___ EXERCISE DATA ___

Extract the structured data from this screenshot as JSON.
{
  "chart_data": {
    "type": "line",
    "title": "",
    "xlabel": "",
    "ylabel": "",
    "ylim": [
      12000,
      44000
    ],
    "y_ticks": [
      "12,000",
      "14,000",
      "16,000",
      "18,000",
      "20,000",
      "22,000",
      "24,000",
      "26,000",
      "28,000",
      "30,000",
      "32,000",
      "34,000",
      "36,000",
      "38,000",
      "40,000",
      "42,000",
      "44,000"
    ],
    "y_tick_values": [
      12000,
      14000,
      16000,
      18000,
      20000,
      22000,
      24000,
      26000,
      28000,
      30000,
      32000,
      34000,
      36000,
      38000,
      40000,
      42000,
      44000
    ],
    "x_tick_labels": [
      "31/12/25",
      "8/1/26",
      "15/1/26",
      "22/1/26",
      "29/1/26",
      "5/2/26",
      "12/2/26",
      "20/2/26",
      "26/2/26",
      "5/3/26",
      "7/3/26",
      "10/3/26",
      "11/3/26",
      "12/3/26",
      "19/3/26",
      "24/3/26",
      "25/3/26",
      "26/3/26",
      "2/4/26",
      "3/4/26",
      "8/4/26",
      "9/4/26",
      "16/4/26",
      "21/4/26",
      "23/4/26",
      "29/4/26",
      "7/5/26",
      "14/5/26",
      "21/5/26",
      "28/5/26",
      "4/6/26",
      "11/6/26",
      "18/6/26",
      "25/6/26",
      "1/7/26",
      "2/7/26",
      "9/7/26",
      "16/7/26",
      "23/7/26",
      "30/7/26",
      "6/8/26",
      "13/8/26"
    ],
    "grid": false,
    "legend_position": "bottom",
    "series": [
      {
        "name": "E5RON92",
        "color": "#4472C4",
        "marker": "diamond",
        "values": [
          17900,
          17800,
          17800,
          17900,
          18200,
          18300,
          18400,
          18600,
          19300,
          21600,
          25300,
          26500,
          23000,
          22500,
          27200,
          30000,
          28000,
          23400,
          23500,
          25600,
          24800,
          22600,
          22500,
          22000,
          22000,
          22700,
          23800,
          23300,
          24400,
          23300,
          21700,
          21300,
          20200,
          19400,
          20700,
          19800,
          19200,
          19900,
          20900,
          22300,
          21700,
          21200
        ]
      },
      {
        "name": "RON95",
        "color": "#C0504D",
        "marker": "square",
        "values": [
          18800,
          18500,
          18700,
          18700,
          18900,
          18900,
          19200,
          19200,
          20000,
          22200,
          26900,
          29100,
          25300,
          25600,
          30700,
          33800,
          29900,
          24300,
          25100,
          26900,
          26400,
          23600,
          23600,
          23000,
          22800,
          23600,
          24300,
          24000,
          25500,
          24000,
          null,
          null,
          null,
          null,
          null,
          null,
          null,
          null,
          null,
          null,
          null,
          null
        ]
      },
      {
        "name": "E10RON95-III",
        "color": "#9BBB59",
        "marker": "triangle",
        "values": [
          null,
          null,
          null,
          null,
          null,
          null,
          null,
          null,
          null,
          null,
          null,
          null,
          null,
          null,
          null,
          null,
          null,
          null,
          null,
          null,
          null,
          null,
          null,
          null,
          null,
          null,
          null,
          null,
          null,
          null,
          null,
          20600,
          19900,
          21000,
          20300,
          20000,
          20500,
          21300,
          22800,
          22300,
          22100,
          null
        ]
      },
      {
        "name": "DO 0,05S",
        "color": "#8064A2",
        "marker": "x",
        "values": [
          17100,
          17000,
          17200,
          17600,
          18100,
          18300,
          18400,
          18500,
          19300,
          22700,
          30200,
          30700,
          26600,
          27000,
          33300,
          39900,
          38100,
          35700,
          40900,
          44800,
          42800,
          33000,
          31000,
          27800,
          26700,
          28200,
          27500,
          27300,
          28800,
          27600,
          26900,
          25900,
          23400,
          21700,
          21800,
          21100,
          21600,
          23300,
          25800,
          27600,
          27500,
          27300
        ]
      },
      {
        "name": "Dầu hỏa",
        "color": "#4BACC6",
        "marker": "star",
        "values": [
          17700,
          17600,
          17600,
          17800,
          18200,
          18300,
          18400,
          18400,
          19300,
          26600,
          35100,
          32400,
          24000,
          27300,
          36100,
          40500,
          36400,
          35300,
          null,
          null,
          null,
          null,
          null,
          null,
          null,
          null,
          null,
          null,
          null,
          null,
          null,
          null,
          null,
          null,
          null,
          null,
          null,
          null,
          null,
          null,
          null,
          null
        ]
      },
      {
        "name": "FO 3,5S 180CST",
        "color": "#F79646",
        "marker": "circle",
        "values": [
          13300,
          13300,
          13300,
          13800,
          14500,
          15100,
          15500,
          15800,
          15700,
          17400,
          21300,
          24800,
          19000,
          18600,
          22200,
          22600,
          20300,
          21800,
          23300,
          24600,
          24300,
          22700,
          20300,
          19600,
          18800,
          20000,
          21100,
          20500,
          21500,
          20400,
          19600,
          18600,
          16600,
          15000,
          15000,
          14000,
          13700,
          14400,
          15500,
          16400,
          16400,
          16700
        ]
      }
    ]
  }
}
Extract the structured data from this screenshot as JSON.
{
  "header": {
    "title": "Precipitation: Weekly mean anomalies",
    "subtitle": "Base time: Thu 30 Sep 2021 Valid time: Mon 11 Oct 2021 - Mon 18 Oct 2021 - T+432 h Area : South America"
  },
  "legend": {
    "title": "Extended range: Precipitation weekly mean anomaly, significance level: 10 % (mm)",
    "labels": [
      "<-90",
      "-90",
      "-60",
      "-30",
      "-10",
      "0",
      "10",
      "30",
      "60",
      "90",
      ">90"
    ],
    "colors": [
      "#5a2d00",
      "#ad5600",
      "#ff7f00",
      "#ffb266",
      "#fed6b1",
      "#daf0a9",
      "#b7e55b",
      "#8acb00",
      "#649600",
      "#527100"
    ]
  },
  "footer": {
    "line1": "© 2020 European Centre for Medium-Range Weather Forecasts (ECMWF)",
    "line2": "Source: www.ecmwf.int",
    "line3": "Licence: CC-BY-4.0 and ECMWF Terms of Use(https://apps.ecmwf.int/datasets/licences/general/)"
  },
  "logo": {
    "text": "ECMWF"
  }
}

___

__TASK__: Using the listing above, list every line in which the string "marker" occurs.

__TASK OUTPUT__:
        "marker": "diamond",
        "marker": "square",
        "marker": "triangle",
        "marker": "x",
        "marker": "star",
        "marker": "circle",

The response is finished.